**Exercise instructions**
Format the items from the very first line through the line containing "495, 270, 539]", inclusive, as a JSON list of strings with one string per line. Leave out any blank lines.

**Provided records**
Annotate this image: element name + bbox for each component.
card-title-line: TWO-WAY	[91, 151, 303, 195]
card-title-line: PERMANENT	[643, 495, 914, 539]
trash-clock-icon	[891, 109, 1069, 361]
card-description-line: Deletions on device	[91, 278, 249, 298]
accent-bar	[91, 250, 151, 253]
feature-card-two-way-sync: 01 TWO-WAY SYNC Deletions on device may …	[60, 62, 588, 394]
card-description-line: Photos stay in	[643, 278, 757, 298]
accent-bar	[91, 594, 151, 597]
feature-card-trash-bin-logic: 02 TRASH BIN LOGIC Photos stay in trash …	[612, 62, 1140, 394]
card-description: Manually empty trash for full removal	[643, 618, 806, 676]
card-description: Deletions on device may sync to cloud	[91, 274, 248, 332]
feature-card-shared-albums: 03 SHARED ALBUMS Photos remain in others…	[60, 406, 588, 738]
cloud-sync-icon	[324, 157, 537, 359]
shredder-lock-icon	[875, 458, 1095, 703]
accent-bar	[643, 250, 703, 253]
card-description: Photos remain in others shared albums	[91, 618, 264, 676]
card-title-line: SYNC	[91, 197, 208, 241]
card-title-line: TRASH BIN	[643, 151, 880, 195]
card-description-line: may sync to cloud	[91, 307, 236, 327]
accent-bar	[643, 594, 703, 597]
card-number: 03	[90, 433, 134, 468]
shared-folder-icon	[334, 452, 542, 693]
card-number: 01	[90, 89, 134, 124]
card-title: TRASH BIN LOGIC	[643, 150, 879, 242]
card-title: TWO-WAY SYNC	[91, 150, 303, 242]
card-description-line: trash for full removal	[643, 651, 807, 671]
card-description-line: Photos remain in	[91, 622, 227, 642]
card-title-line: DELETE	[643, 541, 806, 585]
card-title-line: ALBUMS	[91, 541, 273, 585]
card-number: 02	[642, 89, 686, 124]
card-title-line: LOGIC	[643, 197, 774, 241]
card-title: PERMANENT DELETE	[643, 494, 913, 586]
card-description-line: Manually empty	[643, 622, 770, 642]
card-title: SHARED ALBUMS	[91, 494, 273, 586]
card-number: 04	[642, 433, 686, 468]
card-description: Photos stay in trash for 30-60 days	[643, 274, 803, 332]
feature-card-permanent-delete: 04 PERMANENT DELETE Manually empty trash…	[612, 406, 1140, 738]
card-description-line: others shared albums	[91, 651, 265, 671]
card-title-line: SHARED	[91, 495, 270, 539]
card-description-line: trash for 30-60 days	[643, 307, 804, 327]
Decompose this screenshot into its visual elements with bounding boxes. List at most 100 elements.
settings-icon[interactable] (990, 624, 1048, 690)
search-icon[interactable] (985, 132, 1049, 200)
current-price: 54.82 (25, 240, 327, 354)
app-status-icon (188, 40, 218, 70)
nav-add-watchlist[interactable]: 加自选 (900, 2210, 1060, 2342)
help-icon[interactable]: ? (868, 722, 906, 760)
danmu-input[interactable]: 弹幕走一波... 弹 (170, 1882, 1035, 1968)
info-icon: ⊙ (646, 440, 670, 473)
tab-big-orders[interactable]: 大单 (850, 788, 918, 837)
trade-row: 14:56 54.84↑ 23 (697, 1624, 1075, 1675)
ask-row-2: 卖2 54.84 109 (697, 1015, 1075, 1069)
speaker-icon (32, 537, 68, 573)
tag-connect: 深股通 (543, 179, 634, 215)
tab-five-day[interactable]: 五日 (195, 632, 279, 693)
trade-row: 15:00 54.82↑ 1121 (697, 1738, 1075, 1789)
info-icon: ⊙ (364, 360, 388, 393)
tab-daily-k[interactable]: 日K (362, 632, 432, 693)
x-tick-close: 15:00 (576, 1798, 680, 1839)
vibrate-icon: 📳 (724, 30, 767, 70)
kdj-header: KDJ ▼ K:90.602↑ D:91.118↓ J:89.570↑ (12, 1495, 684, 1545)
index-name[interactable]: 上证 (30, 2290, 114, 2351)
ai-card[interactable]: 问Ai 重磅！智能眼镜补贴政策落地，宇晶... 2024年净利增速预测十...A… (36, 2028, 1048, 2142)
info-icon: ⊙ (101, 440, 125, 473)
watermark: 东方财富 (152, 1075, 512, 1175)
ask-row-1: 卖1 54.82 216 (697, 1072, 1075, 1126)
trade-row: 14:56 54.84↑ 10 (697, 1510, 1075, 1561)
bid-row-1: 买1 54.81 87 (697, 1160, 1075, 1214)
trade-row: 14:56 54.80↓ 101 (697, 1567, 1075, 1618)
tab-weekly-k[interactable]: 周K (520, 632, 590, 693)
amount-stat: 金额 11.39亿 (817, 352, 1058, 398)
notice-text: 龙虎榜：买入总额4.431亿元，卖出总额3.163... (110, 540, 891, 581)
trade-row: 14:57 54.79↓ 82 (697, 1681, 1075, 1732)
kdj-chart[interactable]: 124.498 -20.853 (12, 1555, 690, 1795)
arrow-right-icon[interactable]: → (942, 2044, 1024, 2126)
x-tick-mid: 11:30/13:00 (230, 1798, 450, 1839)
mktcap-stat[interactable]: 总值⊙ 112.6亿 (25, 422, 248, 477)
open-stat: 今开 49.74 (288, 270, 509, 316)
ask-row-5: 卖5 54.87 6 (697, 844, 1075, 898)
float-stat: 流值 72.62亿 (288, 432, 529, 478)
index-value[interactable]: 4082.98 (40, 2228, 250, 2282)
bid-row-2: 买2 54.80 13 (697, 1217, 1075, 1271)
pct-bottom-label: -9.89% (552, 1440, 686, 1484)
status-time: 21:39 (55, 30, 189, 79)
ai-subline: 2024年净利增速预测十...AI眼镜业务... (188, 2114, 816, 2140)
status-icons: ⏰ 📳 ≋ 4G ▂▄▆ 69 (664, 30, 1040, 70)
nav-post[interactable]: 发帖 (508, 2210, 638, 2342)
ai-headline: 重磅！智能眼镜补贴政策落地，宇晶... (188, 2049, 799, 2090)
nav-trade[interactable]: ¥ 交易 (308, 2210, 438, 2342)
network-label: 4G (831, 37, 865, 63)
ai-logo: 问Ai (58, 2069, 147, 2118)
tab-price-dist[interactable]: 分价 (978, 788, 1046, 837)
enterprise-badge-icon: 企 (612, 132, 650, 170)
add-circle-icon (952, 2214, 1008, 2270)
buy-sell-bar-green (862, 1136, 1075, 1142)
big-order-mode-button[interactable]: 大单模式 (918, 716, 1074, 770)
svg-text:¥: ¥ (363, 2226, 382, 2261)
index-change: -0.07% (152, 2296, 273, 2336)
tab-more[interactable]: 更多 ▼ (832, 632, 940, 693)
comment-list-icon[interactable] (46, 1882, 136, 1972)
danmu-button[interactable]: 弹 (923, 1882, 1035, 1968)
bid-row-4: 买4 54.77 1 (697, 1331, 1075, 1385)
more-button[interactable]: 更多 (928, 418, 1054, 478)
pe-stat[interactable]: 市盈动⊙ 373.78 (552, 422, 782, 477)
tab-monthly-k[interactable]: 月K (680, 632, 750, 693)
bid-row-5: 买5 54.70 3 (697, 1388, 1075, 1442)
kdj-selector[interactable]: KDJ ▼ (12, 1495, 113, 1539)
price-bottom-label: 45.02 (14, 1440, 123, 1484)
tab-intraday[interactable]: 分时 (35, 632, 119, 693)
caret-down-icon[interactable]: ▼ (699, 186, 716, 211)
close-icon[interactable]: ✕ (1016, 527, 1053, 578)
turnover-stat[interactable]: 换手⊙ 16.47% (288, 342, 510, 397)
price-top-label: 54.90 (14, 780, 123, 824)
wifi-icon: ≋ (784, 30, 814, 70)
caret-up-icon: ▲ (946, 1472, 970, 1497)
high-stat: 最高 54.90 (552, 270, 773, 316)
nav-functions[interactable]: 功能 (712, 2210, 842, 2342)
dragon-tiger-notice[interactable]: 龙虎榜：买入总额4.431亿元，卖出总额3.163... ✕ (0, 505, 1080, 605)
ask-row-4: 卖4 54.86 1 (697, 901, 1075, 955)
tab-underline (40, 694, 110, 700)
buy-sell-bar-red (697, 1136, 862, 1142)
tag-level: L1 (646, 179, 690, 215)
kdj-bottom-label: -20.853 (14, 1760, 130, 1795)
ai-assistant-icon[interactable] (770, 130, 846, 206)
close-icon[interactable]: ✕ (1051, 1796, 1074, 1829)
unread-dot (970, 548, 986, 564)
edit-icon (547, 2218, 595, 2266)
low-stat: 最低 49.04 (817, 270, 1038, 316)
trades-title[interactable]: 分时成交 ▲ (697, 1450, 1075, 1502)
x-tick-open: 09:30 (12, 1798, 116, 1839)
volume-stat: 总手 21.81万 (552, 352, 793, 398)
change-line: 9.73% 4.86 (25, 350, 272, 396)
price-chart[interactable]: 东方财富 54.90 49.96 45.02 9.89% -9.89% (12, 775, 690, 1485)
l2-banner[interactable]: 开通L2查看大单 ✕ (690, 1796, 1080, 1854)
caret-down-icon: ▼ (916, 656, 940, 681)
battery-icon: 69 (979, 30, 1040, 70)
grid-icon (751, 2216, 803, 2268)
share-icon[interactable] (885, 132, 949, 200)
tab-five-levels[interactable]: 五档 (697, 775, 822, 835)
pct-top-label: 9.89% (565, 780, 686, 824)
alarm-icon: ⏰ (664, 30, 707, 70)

**Task result**
[
  "Annotate this image: element name + bbox for each component.",
  "card-title-line: TWO-WAY\t[91, 151, 303, 195]",
  "card-title-line: PERMANENT\t[643, 495, 914, 539]",
  "trash-clock-icon\t[891, 109, 1069, 361]",
  "card-description-line: Deletions on device\t[91, 278, 249, 298]",
  "accent-bar\t[91, 250, 151, 253]",
  "feature-card-two-way-sync: 01 TWO-WAY SYNC Deletions on device may …\t[60, 62, 588, 394]",
  "card-description-line: Photos stay in\t[643, 278, 757, 298]",
  "accent-bar\t[91, 594, 151, 597]",
  "feature-card-trash-bin-logic: 02 TRASH BIN LOGIC Photos stay in trash …\t[612, 62, 1140, 394]",
  "card-description: Manually empty trash for full removal\t[643, 618, 806, 676]",
  "card-description: Deletions on device may sync to cloud\t[91, 274, 248, 332]",
  "feature-card-shared-albums: 03 SHARED ALBUMS Photos remain in others…\t[60, 406, 588, 738]",
  "cloud-sync-icon\t[324, 157, 537, 359]",
  "shredder-lock-icon\t[875, 458, 1095, 703]",
  "accent-bar\t[643, 250, 703, 253]",
  "card-description: Photos remain in others shared albums\t[91, 618, 264, 676]",
  "card-title-line: SYNC\t[91, 197, 208, 241]",
  "card-title-line: TRASH BIN\t[643, 151, 880, 195]",
  "card-description-line: may sync to cloud\t[91, 307, 236, 327]",
  "accent-bar\t[643, 594, 703, 597]",
  "card-number: 03\t[90, 433, 134, 468]",
  "shared-folder-icon\t[334, 452, 542, 693]",
  "card-number: 01\t[90, 89, 134, 124]",
  "card-title: TRASH BIN LOGIC\t[643, 150, 879, 242]",
  "card-title: TWO-WAY SYNC\t[91, 150, 303, 242]",
  "card-description-line: trash for full removal\t[643, 651, 807, 671]",
  "card-description-line: Photos remain in\t[91, 622, 227, 642]",
  "card-title-line: DELETE\t[643, 541, 806, 585]",
  "card-title-line: ALBUMS\t[91, 541, 273, 585]",
  "card-number: 02\t[642, 89, 686, 124]",
  "card-title-line: LOGIC\t[643, 197, 774, 241]",
  "card-title: PERMANENT DELETE\t[643, 494, 913, 586]",
  "card-description-line: Manually empty\t[643, 622, 770, 642]",
  "card-title: SHARED ALBUMS\t[91, 494, 273, 586]",
  "card-number: 04\t[642, 433, 686, 468]",
  "card-description: Photos stay in trash for 30-60 days\t[643, 274, 803, 332]",
  "feature-card-permanent-delete: 04 PERMANENT DELETE Manually empty trash…\t[612, 406, 1140, 738]",
  "card-description-line: others shared albums\t[91, 651, 265, 671]",
  "card-title-line: SHARED\t[91, 495, 270, 539]"
]